━━ Material provided
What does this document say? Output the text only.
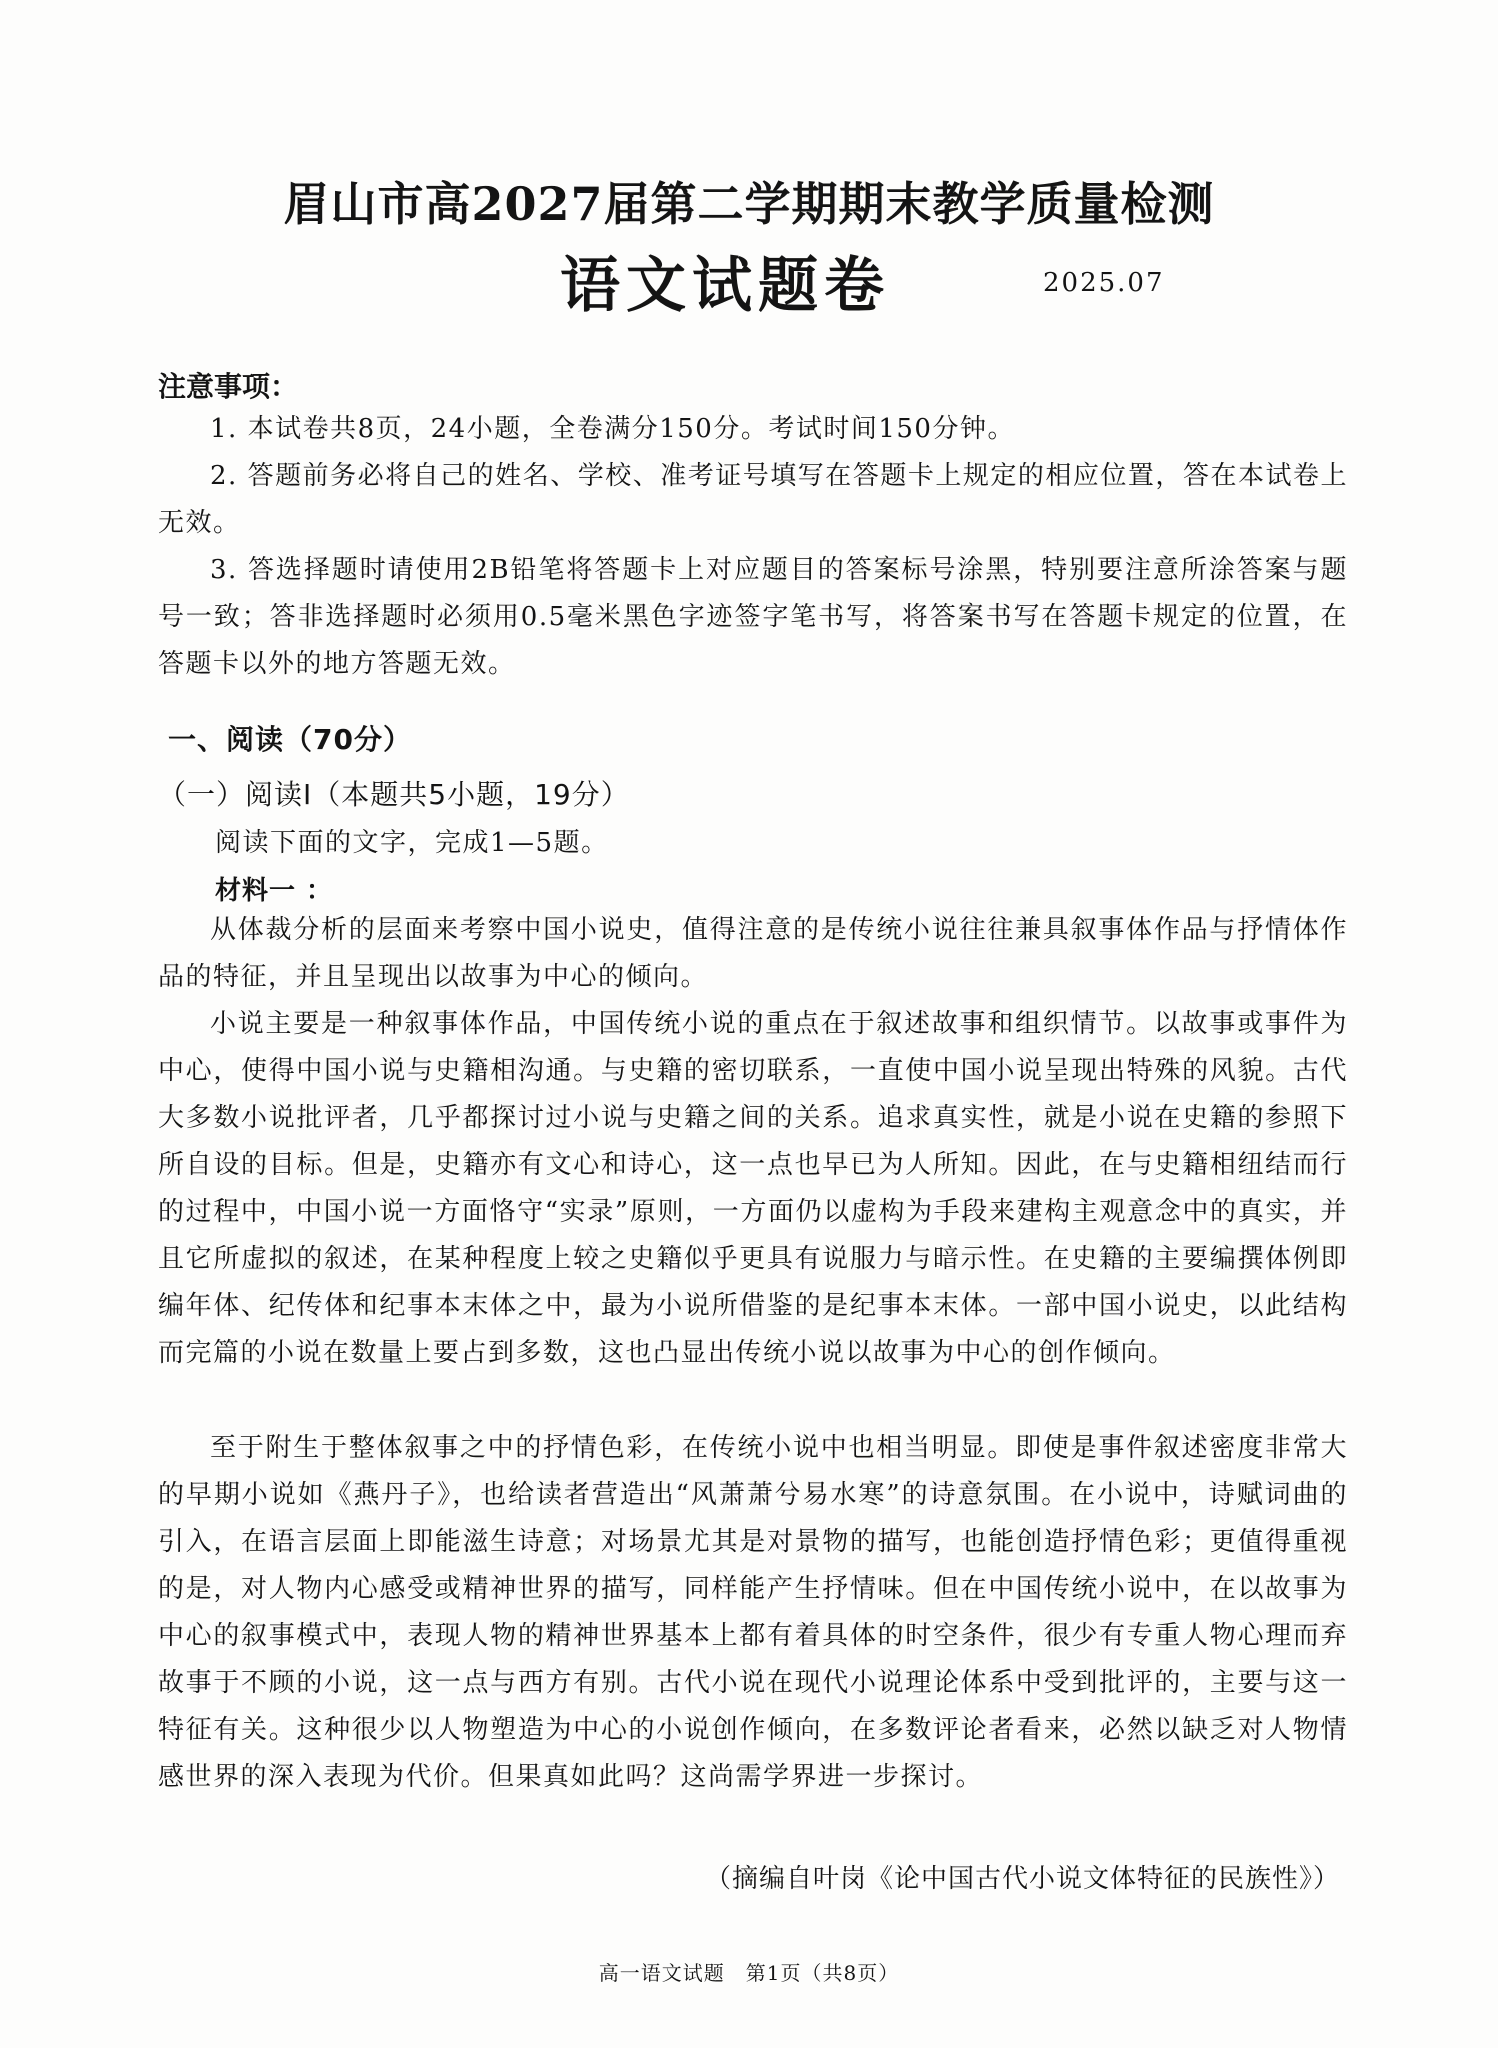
眉山市高2027届第二学期期末教学质量检测
语文试题卷	2025.07
注意事项：
1. 本试卷共8页，24小题，全卷满分150分。考试时间150分钟。
2. 答题前务必将自己的姓名、学校、准考证号填写在答题卡上规定的相应位置，答在本试卷上无效。
3. 答选择题时请使用2B铅笔将答题卡上对应题目的答案标号涂黑，特别要注意所涂答案与题号一致；答非选择题时必须用0.5毫米黑色字迹签字笔书写，将答案书写在答题卡规定的位置，在答题卡以外的地方答题无效。
一、阅读（70分）
（一）阅读Ⅰ（本题共5小题，19分）
阅读下面的文字，完成1—5题。
材料一 ：
从体裁分析的层面来考察中国小说史，值得注意的是传统小说往往兼具叙事体作品与抒情体作品的特征，并且呈现出以故事为中心的倾向。
小说主要是一种叙事体作品，中国传统小说的重点在于叙述故事和组织情节。以故事或事件为中心，使得中国小说与史籍相沟通。与史籍的密切联系，一直使中国小说呈现出特殊的风貌。古代大多数小说批评者，几乎都探讨过小说与史籍之间的关系。追求真实性，就是小说在史籍的参照下所自设的目标。但是，史籍亦有文心和诗心，这一点也早已为人所知。因此，在与史籍相纽结而行的过程中，中国小说一方面恪守“实录”原则，一方面仍以虚构为手段来建构主观意念中的真实，并且它所虚拟的叙述，在某种程度上较之史籍似乎更具有说服力与暗示性。在史籍的主要编撰体例即编年体、纪传体和纪事本末体之中，最为小说所借鉴的是纪事本末体。一部中国小说史，以此结构而完篇的小说在数量上要占到多数，这也凸显出传统小说以故事为中心的创作倾向。
至于附生于整体叙事之中的抒情色彩，在传统小说中也相当明显。即使是事件叙述密度非常大的早期小说如《燕丹子》，也给读者营造出“风萧萧兮易水寒”的诗意氛围。在小说中，诗赋词曲的引入，在语言层面上即能滋生诗意；对场景尤其是对景物的描写，也能创造抒情色彩；更值得重视的是，对人物内心感受或精神世界的描写，同样能产生抒情味。但在中国传统小说中，在以故事为中心的叙事模式中，表现人物的精神世界基本上都有着具体的时空条件，很少有专重人物心理而弃故事于不顾的小说，这一点与西方有别。古代小说在现代小说理论体系中受到批评的，主要与这一特征有关。这种很少以人物塑造为中心的小说创作倾向，在多数评论者看来，必然以缺乏对人物情感世界的深入表现为代价。但果真如此吗？这尚需学界进一步探讨。
（摘编自叶岗《论中国古代小说文体特征的民族性》）
高一语文试题　第1页（共8页）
━━━━
Task requirements –
Replicate the material above verbatim; images stay out of the copy.

Correct output –
What does this document say? Output the text only.
眉山市高2027届第二学期期末教学质量检测
语文试题卷	2025.07
注意事项：
1. 本试卷共8页，24小题，全卷满分150分。考试时间150分钟。
2. 答题前务必将自己的姓名、学校、准考证号填写在答题卡上规定的相应位置，答在本试卷上无效。
3. 答选择题时请使用2B铅笔将答题卡上对应题目的答案标号涂黑，特别要注意所涂答案与题号一致；答非选择题时必须用0.5毫米黑色字迹签字笔书写，将答案书写在答题卡规定的位置，在答题卡以外的地方答题无效。
一、阅读（70分）
（一）阅读Ⅰ（本题共5小题，19分）
阅读下面的文字，完成1—5题。
材料一 ：
从体裁分析的层面来考察中国小说史，值得注意的是传统小说往往兼具叙事体作品与抒情体作品的特征，并且呈现出以故事为中心的倾向。
小说主要是一种叙事体作品，中国传统小说的重点在于叙述故事和组织情节。以故事或事件为中心，使得中国小说与史籍相沟通。与史籍的密切联系，一直使中国小说呈现出特殊的风貌。古代大多数小说批评者，几乎都探讨过小说与史籍之间的关系。追求真实性，就是小说在史籍的参照下所自设的目标。但是，史籍亦有文心和诗心，这一点也早已为人所知。因此，在与史籍相纽结而行的过程中，中国小说一方面恪守“实录”原则，一方面仍以虚构为手段来建构主观意念中的真实，并且它所虚拟的叙述，在某种程度上较之史籍似乎更具有说服力与暗示性。在史籍的主要编撰体例即编年体、纪传体和纪事本末体之中，最为小说所借鉴的是纪事本末体。一部中国小说史，以此结构而完篇的小说在数量上要占到多数，这也凸显出传统小说以故事为中心的创作倾向。
至于附生于整体叙事之中的抒情色彩，在传统小说中也相当明显。即使是事件叙述密度非常大的早期小说如《燕丹子》，也给读者营造出“风萧萧兮易水寒”的诗意氛围。在小说中，诗赋词曲的引入，在语言层面上即能滋生诗意；对场景尤其是对景物的描写，也能创造抒情色彩；更值得重视的是，对人物内心感受或精神世界的描写，同样能产生抒情味。但在中国传统小说中，在以故事为中心的叙事模式中，表现人物的精神世界基本上都有着具体的时空条件，很少有专重人物心理而弃故事于不顾的小说，这一点与西方有别。古代小说在现代小说理论体系中受到批评的，主要与这一特征有关。这种很少以人物塑造为中心的小说创作倾向，在多数评论者看来，必然以缺乏对人物情感世界的深入表现为代价。但果真如此吗？这尚需学界进一步探讨。
（摘编自叶岗《论中国古代小说文体特征的民族性》）
高一语文试题　第1页（共8页）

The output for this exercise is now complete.